**PROBLEM STATEMENT**
Each line of the listing that contains the word "stars" is to be copied.

**INPUT DATA**
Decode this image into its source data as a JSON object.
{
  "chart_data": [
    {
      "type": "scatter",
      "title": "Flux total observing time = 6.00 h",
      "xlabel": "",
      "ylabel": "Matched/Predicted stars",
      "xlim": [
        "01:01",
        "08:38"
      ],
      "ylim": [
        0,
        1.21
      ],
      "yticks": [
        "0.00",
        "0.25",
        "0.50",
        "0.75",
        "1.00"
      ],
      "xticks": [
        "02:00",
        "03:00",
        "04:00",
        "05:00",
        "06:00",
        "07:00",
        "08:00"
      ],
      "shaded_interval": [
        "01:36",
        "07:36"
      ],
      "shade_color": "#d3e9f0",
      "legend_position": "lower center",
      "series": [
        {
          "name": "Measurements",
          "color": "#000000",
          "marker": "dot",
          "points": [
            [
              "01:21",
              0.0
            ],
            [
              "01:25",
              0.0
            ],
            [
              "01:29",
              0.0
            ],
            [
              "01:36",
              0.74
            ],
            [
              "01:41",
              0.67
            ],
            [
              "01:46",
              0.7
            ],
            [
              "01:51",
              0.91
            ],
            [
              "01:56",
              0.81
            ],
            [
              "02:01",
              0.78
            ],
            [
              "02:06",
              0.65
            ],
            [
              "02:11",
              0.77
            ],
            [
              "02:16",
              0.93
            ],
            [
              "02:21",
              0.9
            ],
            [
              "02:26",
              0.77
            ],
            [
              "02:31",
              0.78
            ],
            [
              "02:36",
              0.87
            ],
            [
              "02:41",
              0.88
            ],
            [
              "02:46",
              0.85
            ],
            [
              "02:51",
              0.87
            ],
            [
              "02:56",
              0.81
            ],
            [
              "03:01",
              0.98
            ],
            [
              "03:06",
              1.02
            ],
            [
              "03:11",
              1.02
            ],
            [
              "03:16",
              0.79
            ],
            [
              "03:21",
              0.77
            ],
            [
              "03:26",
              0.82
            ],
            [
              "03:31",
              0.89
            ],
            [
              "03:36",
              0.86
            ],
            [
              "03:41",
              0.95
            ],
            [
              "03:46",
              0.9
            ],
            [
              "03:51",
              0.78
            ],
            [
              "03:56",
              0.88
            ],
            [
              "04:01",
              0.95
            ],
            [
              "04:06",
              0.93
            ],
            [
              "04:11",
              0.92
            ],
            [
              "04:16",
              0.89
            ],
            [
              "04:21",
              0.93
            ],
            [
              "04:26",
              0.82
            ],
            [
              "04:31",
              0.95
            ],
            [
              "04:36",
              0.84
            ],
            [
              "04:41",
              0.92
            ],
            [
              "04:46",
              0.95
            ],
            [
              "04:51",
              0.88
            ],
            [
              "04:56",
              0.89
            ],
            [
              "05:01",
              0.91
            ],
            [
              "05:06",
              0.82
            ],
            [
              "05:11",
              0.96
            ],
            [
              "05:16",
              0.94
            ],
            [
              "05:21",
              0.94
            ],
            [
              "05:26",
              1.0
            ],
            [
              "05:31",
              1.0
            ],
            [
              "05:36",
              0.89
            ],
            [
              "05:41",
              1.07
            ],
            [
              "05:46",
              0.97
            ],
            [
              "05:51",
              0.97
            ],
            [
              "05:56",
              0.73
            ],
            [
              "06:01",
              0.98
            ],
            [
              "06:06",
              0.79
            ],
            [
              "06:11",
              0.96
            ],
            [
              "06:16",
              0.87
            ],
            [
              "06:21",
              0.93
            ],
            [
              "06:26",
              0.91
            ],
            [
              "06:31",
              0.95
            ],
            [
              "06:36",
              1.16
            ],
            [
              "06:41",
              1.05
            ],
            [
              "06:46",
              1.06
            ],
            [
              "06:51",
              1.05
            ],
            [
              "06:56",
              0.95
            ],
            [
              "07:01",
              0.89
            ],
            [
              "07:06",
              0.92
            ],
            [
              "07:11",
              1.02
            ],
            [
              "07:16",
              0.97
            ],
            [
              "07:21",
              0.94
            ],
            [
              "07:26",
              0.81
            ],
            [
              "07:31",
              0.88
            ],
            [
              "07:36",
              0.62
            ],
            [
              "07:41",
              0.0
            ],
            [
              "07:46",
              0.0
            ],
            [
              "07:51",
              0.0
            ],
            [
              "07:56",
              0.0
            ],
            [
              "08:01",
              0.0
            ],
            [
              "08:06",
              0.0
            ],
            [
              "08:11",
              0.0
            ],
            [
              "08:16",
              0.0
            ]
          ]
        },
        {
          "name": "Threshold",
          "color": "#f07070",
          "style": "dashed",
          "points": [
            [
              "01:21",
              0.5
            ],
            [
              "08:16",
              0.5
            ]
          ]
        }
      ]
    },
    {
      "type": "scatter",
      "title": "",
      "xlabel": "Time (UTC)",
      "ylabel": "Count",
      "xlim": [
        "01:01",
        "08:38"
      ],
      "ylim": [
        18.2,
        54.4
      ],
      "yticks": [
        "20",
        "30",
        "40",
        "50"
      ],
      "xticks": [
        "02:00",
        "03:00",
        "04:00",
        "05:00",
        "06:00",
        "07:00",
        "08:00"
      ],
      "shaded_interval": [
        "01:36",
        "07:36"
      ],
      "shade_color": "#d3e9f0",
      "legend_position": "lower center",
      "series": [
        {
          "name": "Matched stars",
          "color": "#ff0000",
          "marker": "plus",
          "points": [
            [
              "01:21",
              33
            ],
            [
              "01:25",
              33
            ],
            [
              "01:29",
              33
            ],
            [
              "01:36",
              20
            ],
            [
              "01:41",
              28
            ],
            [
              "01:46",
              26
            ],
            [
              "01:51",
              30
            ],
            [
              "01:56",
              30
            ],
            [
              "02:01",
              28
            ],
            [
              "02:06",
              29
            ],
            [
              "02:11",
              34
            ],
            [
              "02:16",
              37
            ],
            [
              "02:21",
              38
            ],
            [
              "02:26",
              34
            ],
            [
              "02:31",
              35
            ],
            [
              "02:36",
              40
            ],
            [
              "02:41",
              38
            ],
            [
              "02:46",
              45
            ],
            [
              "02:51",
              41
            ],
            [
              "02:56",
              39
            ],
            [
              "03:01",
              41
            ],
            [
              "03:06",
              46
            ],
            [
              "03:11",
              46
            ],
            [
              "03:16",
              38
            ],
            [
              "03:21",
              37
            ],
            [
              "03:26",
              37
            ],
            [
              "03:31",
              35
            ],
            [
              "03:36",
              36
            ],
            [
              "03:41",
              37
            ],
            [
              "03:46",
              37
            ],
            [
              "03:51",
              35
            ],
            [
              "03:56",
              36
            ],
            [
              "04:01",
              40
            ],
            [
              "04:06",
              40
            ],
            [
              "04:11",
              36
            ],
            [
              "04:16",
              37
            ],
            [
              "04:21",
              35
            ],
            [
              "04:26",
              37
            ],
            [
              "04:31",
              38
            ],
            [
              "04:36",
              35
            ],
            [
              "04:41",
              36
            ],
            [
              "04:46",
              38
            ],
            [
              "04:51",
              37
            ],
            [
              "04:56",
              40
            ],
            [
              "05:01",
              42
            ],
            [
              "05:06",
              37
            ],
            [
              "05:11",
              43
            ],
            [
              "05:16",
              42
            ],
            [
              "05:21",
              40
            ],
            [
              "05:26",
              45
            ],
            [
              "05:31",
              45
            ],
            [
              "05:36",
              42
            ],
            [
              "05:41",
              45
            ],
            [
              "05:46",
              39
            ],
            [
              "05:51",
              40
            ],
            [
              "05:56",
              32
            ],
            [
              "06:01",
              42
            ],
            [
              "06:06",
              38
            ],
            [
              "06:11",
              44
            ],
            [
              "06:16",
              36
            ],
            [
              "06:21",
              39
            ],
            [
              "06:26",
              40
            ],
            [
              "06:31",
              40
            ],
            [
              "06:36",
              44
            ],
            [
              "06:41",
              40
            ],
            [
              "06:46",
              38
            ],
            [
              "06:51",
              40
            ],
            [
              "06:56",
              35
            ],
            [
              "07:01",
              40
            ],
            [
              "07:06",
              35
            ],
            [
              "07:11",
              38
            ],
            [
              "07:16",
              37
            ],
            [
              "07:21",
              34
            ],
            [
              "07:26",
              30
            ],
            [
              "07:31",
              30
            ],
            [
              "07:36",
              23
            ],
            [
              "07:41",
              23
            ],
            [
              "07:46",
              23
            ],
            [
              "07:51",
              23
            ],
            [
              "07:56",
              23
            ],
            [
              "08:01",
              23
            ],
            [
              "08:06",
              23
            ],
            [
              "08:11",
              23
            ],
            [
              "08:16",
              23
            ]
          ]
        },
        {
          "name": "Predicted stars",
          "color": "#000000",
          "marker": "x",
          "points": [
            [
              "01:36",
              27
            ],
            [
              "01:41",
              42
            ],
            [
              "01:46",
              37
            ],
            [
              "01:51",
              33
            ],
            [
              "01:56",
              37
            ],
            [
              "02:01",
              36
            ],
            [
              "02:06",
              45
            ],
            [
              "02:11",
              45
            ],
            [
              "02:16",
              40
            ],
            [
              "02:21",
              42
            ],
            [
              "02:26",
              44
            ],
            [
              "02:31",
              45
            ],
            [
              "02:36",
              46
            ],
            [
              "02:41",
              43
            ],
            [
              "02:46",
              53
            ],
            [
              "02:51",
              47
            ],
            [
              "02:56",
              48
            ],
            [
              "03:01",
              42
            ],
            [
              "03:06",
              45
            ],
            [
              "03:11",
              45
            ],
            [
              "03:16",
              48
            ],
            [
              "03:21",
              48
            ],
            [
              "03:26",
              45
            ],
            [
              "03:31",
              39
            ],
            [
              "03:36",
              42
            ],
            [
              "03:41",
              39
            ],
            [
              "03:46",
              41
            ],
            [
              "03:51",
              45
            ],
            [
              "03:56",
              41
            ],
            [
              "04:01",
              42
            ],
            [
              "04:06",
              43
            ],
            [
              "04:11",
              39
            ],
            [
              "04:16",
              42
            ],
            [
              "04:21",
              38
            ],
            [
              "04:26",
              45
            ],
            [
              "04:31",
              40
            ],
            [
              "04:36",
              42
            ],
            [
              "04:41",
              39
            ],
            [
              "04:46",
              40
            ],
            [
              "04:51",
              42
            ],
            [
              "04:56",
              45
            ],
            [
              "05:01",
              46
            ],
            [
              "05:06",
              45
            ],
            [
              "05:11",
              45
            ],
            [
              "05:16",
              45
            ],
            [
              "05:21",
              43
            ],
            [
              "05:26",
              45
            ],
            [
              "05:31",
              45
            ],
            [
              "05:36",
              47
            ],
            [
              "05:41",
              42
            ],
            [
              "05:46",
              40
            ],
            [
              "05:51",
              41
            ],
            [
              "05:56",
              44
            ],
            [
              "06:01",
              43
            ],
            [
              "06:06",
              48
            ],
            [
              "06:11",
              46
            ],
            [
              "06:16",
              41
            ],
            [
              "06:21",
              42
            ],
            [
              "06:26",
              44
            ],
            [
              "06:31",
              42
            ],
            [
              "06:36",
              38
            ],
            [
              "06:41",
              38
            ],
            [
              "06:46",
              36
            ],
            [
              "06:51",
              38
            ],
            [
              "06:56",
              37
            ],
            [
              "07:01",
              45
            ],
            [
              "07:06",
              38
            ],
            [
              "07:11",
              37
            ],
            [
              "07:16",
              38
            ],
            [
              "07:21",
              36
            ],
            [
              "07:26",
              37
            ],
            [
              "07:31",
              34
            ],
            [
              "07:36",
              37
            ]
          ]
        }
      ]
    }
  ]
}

**COMPLETE OUTPUT**
      "ylabel": "Matched/Predicted stars",
          "name": "Matched stars",
          "name": "Predicted stars",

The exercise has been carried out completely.